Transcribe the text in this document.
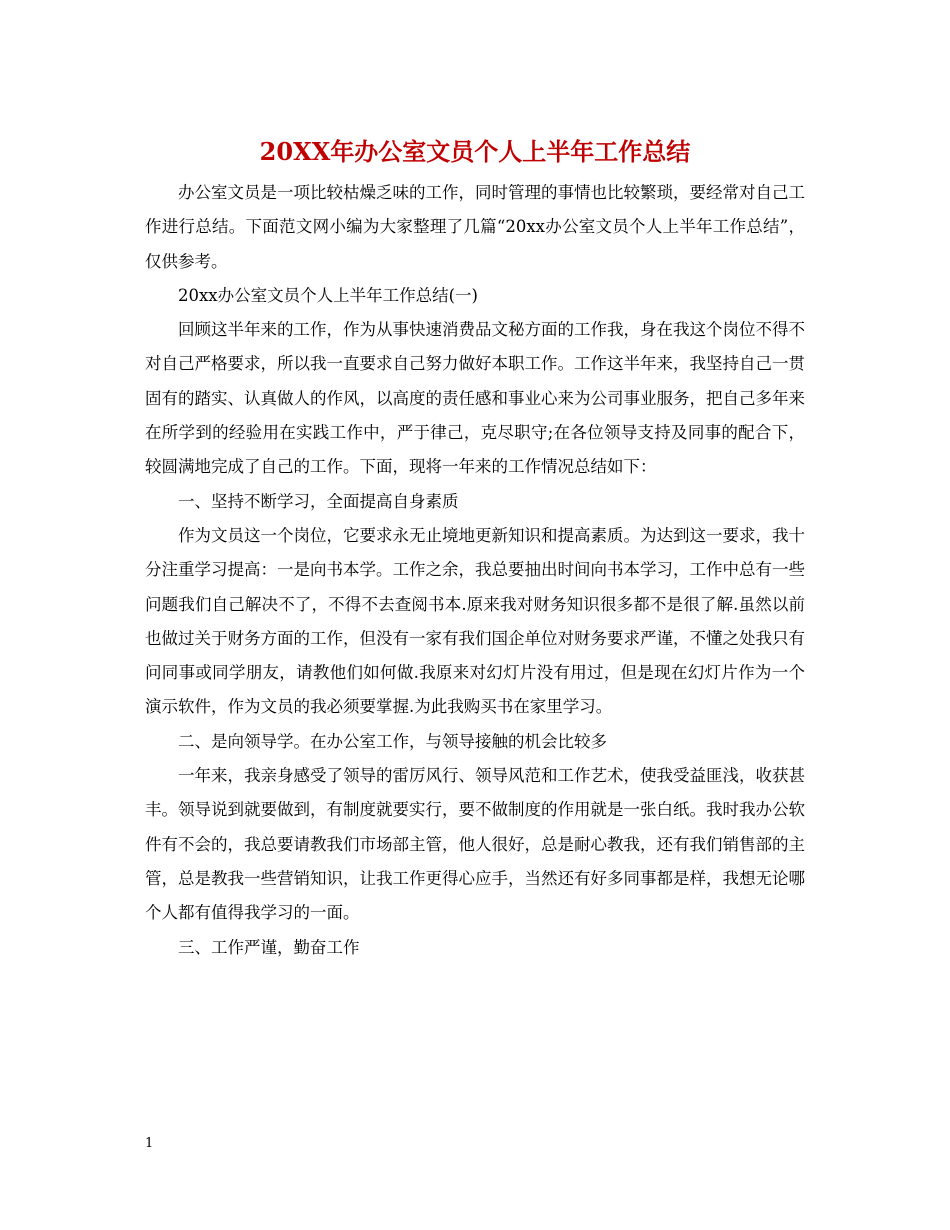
20XX年办公室文员个人上半年工作总结

办公室文员是一项比较枯燥乏味的工作，同时管理的事情也比较繁琐，要经常对自己工作进行总结。下面范文网小编为大家整理了几篇“20xx办公室文员个人上半年工作总结”，仅供参考。

20xx办公室文员个人上半年工作总结(一)

回顾这半年来的工作，作为从事快速消费品文秘方面的工作我，身在我这个岗位不得不对自己严格要求，所以我一直要求自己努力做好本职工作。工作这半年来，我坚持自己一贯固有的踏实、认真做人的作风，以高度的责任感和事业心来为公司事业服务，把自己多年来在所学到的经验用在实践工作中，严于律己，克尽职守;在各位领导支持及同事的配合下，较圆满地完成了自己的工作。下面，现将一年来的工作情况总结如下：

一、坚持不断学习，全面提高自身素质

作为文员这一个岗位，它要求永无止境地更新知识和提高素质。为达到这一要求，我十分注重学习提高：一是向书本学。工作之余，我总要抽出时间向书本学习，工作中总有一些问题我们自己解决不了，不得不去查阅书本.原来我对财务知识很多都不是很了解.虽然以前也做过关于财务方面的工作，但没有一家有我们国企单位对财务要求严谨，不懂之处我只有问同事或同学朋友，请教他们如何做.我原来对幻灯片没有用过，但是现在幻灯片作为一个演示软件，作为文员的我必须要掌握.为此我购买书在家里学习。

二、是向领导学。在办公室工作，与领导接触的机会比较多

一年来，我亲身感受了领导的雷厉风行、领导风范和工作艺术，使我受益匪浅，收获甚丰。领导说到就要做到，有制度就要实行，要不做制度的作用就是一张白纸。我时我办公软件有不会的，我总要请教我们市场部主管，他人很好，总是耐心教我，还有我们销售部的主管，总是教我一些营销知识，让我工作更得心应手，当然还有好多同事都是样，我想无论哪个人都有值得我学习的一面。

三、工作严谨，勤奋工作

1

══════════

Print the records above exactly as they stand, but leave out the pictures.

OUTPUT OF THE TASK
Transcribe the text in this document.
20XX年办公室文员个人上半年工作总结

办公室文员是一项比较枯燥乏味的工作，同时管理的事情也比较繁琐，要经常对自己工作进行总结。下面范文网小编为大家整理了几篇“20xx办公室文员个人上半年工作总结”，仅供参考。

20xx办公室文员个人上半年工作总结(一)

回顾这半年来的工作，作为从事快速消费品文秘方面的工作我，身在我这个岗位不得不对自己严格要求，所以我一直要求自己努力做好本职工作。工作这半年来，我坚持自己一贯固有的踏实、认真做人的作风，以高度的责任感和事业心来为公司事业服务，把自己多年来在所学到的经验用在实践工作中，严于律己，克尽职守;在各位领导支持及同事的配合下，较圆满地完成了自己的工作。下面，现将一年来的工作情况总结如下：

一、坚持不断学习，全面提高自身素质

作为文员这一个岗位，它要求永无止境地更新知识和提高素质。为达到这一要求，我十分注重学习提高：一是向书本学。工作之余，我总要抽出时间向书本学习，工作中总有一些问题我们自己解决不了，不得不去查阅书本.原来我对财务知识很多都不是很了解.虽然以前也做过关于财务方面的工作，但没有一家有我们国企单位对财务要求严谨，不懂之处我只有问同事或同学朋友，请教他们如何做.我原来对幻灯片没有用过，但是现在幻灯片作为一个演示软件，作为文员的我必须要掌握.为此我购买书在家里学习。

二、是向领导学。在办公室工作，与领导接触的机会比较多

一年来，我亲身感受了领导的雷厉风行、领导风范和工作艺术，使我受益匪浅，收获甚丰。领导说到就要做到，有制度就要实行，要不做制度的作用就是一张白纸。我时我办公软件有不会的，我总要请教我们市场部主管，他人很好，总是耐心教我，还有我们销售部的主管，总是教我一些营销知识，让我工作更得心应手，当然还有好多同事都是样，我想无论哪个人都有值得我学习的一面。

三、工作严谨，勤奋工作

1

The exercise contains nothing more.